# WHAT YOU WILL DO:
Wherever a line holds the string "JSON", copy that line.
##### DATA #####
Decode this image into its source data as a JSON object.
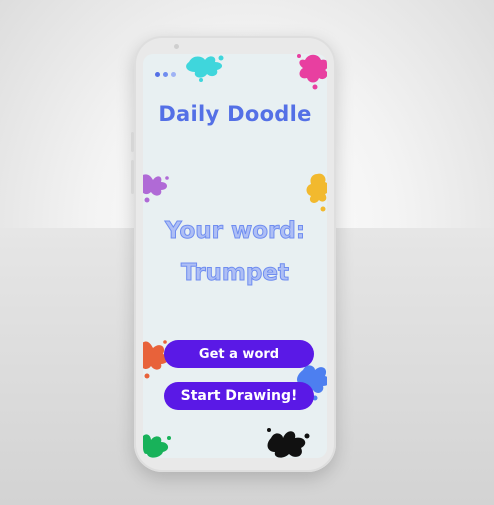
{
  "app": {
    "title": "Daily Doodle",
    "word_label": "Your word:",
    "word_value": "Trumpet"
  },
  "buttons": {
    "get_word": "Get a word",
    "start_drawing": "Start Drawing!"
  },
  "colors": {
    "title": "#5470e6",
    "word_fill": "#aebff5",
    "button": "#5a19e6",
    "screen_bg": "#e8f0f2"
  },
  "decorations": {
    "splats": [
      "cyan",
      "magenta",
      "purple",
      "yellow",
      "orange",
      "blue",
      "green",
      "black"
    ],
    "page_indicator_dots": 3
  }
}
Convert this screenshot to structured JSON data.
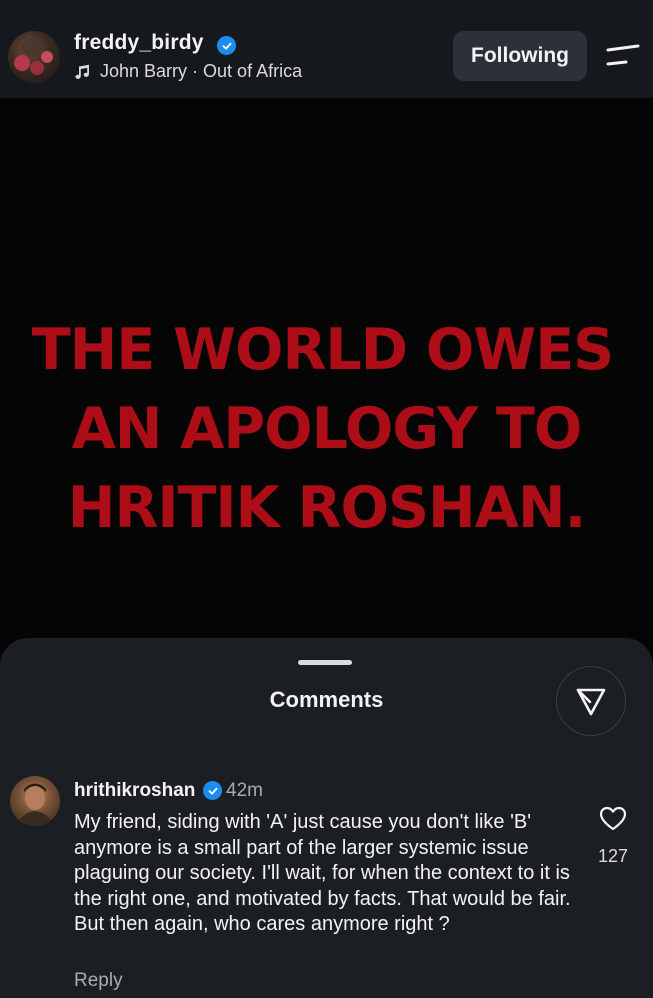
{
  "header": {
    "username": "freddy_birdy",
    "music_artist": "John Barry",
    "music_separator": " · ",
    "music_track": "Out of Africa",
    "follow_label": "Following"
  },
  "post": {
    "headline_lines": [
      "THE WORLD OWES",
      "AN APOLOGY TO",
      "HRITIK ROSHAN."
    ],
    "headline_color": "#ad0d17"
  },
  "comments_sheet": {
    "title": "Comments",
    "comment": {
      "username": "hrithikroshan",
      "time": "42m",
      "text": "My friend, siding with 'A' just cause you don't like 'B' anymore is a small part of the larger systemic issue plaguing our society.  I'll wait, for when the context to it is the right one, and motivated by facts. That would be fair. But then again, who cares anymore right ?",
      "likes": "127",
      "reply_label": "Reply"
    }
  },
  "colors": {
    "accent_verified": "#1d8cf2",
    "sheet_bg": "#1b1e23",
    "header_bg": "#15181d"
  }
}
#####
# RESPONSE FOR THIS EXERCISE:
Decode this image into its source data as a JSON object.
Convert this screenshot to structured JSON data.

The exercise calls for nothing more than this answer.